**Directions:**
Copy all of the material below exactly.

**Records shown:**
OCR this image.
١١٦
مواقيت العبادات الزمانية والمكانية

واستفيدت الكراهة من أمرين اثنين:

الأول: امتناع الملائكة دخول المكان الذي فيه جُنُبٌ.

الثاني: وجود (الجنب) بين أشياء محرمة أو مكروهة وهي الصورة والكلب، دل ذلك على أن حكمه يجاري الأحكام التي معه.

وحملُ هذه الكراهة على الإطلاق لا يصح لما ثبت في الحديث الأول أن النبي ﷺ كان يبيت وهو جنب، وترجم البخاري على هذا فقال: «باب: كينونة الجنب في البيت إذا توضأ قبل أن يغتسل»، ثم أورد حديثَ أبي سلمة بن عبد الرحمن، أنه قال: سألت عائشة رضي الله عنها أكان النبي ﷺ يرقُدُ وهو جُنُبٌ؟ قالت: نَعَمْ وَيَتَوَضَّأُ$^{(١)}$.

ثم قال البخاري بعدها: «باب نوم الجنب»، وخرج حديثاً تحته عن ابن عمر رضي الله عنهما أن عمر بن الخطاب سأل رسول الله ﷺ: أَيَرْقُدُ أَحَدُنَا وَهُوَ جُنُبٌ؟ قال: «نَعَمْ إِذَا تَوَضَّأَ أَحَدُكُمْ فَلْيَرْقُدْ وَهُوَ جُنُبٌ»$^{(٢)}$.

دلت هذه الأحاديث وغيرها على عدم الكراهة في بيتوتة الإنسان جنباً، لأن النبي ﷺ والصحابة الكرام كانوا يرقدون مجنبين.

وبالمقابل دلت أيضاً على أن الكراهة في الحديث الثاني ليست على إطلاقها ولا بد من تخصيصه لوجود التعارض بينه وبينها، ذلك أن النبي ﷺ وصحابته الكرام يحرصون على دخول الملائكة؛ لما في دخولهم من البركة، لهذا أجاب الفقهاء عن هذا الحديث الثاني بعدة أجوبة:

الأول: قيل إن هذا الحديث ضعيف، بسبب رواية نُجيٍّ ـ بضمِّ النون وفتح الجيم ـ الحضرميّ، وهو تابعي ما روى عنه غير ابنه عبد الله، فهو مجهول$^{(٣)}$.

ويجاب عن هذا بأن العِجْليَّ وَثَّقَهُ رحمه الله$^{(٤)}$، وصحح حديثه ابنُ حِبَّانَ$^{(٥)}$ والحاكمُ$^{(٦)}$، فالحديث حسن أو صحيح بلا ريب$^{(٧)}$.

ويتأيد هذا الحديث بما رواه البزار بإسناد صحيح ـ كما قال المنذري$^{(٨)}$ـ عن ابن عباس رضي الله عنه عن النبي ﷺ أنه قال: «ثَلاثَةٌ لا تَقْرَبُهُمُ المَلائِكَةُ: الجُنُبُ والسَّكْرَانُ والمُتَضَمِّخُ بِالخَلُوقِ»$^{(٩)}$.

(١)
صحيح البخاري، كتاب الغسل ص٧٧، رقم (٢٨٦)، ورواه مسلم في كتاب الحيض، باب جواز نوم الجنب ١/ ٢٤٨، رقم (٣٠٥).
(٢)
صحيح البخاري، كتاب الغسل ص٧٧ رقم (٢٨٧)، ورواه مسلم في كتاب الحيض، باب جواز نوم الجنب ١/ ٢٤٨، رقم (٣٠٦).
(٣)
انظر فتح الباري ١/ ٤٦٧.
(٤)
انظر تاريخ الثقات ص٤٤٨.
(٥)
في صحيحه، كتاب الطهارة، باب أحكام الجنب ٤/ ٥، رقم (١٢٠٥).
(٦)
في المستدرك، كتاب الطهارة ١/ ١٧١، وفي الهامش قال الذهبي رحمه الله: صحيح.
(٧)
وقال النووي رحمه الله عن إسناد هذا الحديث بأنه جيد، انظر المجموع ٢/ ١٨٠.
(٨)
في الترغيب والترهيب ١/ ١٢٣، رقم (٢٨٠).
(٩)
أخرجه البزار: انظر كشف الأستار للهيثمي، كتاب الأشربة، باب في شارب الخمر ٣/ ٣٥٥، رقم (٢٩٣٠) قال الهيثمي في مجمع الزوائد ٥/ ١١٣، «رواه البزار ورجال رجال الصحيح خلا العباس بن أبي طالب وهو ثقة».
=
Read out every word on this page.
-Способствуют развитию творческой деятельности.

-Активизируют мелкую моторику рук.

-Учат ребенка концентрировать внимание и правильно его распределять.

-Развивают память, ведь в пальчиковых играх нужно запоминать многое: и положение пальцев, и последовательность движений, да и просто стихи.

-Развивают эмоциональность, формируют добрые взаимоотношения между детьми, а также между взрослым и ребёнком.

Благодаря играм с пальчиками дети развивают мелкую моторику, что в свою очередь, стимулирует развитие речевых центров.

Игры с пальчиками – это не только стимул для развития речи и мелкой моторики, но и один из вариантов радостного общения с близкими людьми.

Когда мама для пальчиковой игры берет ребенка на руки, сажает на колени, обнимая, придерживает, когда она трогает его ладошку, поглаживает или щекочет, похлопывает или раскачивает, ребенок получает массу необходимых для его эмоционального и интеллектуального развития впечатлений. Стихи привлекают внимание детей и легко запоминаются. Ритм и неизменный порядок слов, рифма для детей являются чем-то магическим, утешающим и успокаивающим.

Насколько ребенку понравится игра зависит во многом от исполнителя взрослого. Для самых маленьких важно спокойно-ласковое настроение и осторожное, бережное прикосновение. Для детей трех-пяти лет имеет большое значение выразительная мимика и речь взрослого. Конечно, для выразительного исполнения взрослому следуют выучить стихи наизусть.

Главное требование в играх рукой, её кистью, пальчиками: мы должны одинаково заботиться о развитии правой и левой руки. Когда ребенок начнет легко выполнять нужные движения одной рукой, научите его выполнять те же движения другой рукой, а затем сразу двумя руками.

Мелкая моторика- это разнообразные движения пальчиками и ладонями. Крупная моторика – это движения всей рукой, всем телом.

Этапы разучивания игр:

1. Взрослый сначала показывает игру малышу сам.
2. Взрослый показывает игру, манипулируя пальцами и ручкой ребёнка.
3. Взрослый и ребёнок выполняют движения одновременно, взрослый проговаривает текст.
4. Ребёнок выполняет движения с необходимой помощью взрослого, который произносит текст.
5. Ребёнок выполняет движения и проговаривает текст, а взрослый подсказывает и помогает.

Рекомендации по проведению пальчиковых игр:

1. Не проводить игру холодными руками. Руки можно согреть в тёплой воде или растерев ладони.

**Completed exercise:**
OCR this image.
١١٦
مواقيت العبادات الزمانية والمكانية

واستفيدت الكراهة من أمرين اثنين:

الأول: امتناع الملائكة دخول المكان الذي فيه جُنُبٌ.

الثاني: وجود (الجنب) بين أشياء محرمة أو مكروهة وهي الصورة والكلب، دل ذلك على أن حكمه يجاري الأحكام التي معه.

وحملُ هذه الكراهة على الإطلاق لا يصح لما ثبت في الحديث الأول أن النبي ﷺ كان يبيت وهو جنب، وترجم البخاري على هذا فقال: «باب: كينونة الجنب في البيت إذا توضأ قبل أن يغتسل»، ثم أورد حديثَ أبي سلمة بن عبد الرحمن، أنه قال: سألت عائشة رضي الله عنها أكان النبي ﷺ يرقُدُ وهو جُنُبٌ؟ قالت: نَعَمْ وَيَتَوَضَّأُ$^{(١)}$.

ثم قال البخاري بعدها: «باب نوم الجنب»، وخرج حديثاً تحته عن ابن عمر رضي الله عنهما أن عمر بن الخطاب سأل رسول الله ﷺ: أَيَرْقُدُ أَحَدُنَا وَهُوَ جُنُبٌ؟ قال: «نَعَمْ إِذَا تَوَضَّأَ أَحَدُكُمْ فَلْيَرْقُدْ وَهُوَ جُنُبٌ»$^{(٢)}$.

دلت هذه الأحاديث وغيرها على عدم الكراهة في بيتوتة الإنسان جنباً، لأن النبي ﷺ والصحابة الكرام كانوا يرقدون مجنبين.

وبالمقابل دلت أيضاً على أن الكراهة في الحديث الثاني ليست على إطلاقها ولا بد من تخصيصه لوجود التعارض بينه وبينها، ذلك أن النبي ﷺ وصحابته الكرام يحرصون على دخول الملائكة؛ لما في دخولهم من البركة، لهذا أجاب الفقهاء عن هذا الحديث الثاني بعدة أجوبة:

الأول: قيل إن هذا الحديث ضعيف، بسبب رواية نُجيٍّ ـ بضمِّ النون وفتح الجيم ـ الحضرميّ، وهو تابعي ما روى عنه غير ابنه عبد الله، فهو مجهول$^{(٣)}$.

ويجاب عن هذا بأن العِجْليَّ وَثَّقَهُ رحمه الله$^{(٤)}$، وصحح حديثه ابنُ حِبَّانَ$^{(٥)}$ والحاكمُ$^{(٦)}$، فالحديث حسن أو صحيح بلا ريب$^{(٧)}$.

ويتأيد هذا الحديث بما رواه البزار بإسناد صحيح ـ كما قال المنذري$^{(٨)}$ـ عن ابن عباس رضي الله عنه عن النبي ﷺ أنه قال: «ثَلاثَةٌ لا تَقْرَبُهُمُ المَلائِكَةُ: الجُنُبُ والسَّكْرَانُ والمُتَضَمِّخُ بِالخَلُوقِ»$^{(٩)}$.

(١)
صحيح البخاري، كتاب الغسل ص٧٧، رقم (٢٨٦)، ورواه مسلم في كتاب الحيض، باب جواز نوم الجنب ١/ ٢٤٨، رقم (٣٠٥).
(٢)
صحيح البخاري، كتاب الغسل ص٧٧ رقم (٢٨٧)، ورواه مسلم في كتاب الحيض، باب جواز نوم الجنب ١/ ٢٤٨، رقم (٣٠٦).
(٣)
انظر فتح الباري ١/ ٤٦٧.
(٤)
انظر تاريخ الثقات ص٤٤٨.
(٥)
في صحيحه، كتاب الطهارة، باب أحكام الجنب ٤/ ٥، رقم (١٢٠٥).
(٦)
في المستدرك، كتاب الطهارة ١/ ١٧١، وفي الهامش قال الذهبي رحمه الله: صحيح.
(٧)
وقال النووي رحمه الله عن إسناد هذا الحديث بأنه جيد، انظر المجموع ٢/ ١٨٠.
(٨)
في الترغيب والترهيب ١/ ١٢٣، رقم (٢٨٠).
(٩)
أخرجه البزار: انظر كشف الأستار للهيثمي، كتاب الأشربة، باب في شارب الخمر ٣/ ٣٥٥، رقم (٢٩٣٠) قال الهيثمي في مجمع الزوائد ٥/ ١١٣، «رواه البزار ورجال رجال الصحيح خلا العباس بن أبي طالب وهو ثقة».
=
Read out every word on this page.
-Способствуют развитию творческой деятельности.

-Активизируют мелкую моторику рук.

-Учат ребенка концентрировать внимание и правильно его распределять.

-Развивают память, ведь в пальчиковых играх нужно запоминать многое: и положение пальцев, и последовательность движений, да и просто стихи.

-Развивают эмоциональность, формируют добрые взаимоотношения между детьми, а также между взрослым и ребёнком.

Благодаря играм с пальчиками дети развивают мелкую моторику, что в свою очередь, стимулирует развитие речевых центров.

Игры с пальчиками – это не только стимул для развития речи и мелкой моторики, но и один из вариантов радостного общения с близкими людьми.

Когда мама для пальчиковой игры берет ребенка на руки, сажает на колени, обнимая, придерживает, когда она трогает его ладошку, поглаживает или щекочет, похлопывает или раскачивает, ребенок получает массу необходимых для его эмоционального и интеллектуального развития впечатлений. Стихи привлекают внимание детей и легко запоминаются. Ритм и неизменный порядок слов, рифма для детей являются чем-то магическим, утешающим и успокаивающим.

Насколько ребенку понравится игра зависит во многом от исполнителя взрослого. Для самых маленьких важно спокойно-ласковое настроение и осторожное, бережное прикосновение. Для детей трех-пяти лет имеет большое значение выразительная мимика и речь взрослого. Конечно, для выразительного исполнения взрослому следуют выучить стихи наизусть.

Главное требование в играх рукой, её кистью, пальчиками: мы должны одинаково заботиться о развитии правой и левой руки. Когда ребенок начнет легко выполнять нужные движения одной рукой, научите его выполнять те же движения другой рукой, а затем сразу двумя руками.

Мелкая моторика- это разнообразные движения пальчиками и ладонями. Крупная моторика – это движения всей рукой, всем телом.

Этапы разучивания игр:

1. Взрослый сначала показывает игру малышу сам.
2. Взрослый показывает игру, манипулируя пальцами и ручкой ребёнка.
3. Взрослый и ребёнок выполняют движения одновременно, взрослый проговаривает текст.
4. Ребёнок выполняет движения с необходимой помощью взрослого, который произносит текст.
5. Ребёнок выполняет движения и проговаривает текст, а взрослый подсказывает и помогает.

Рекомендации по проведению пальчиковых игр:

1. Не проводить игру холодными руками. Руки можно согреть в тёплой воде или растерев ладони.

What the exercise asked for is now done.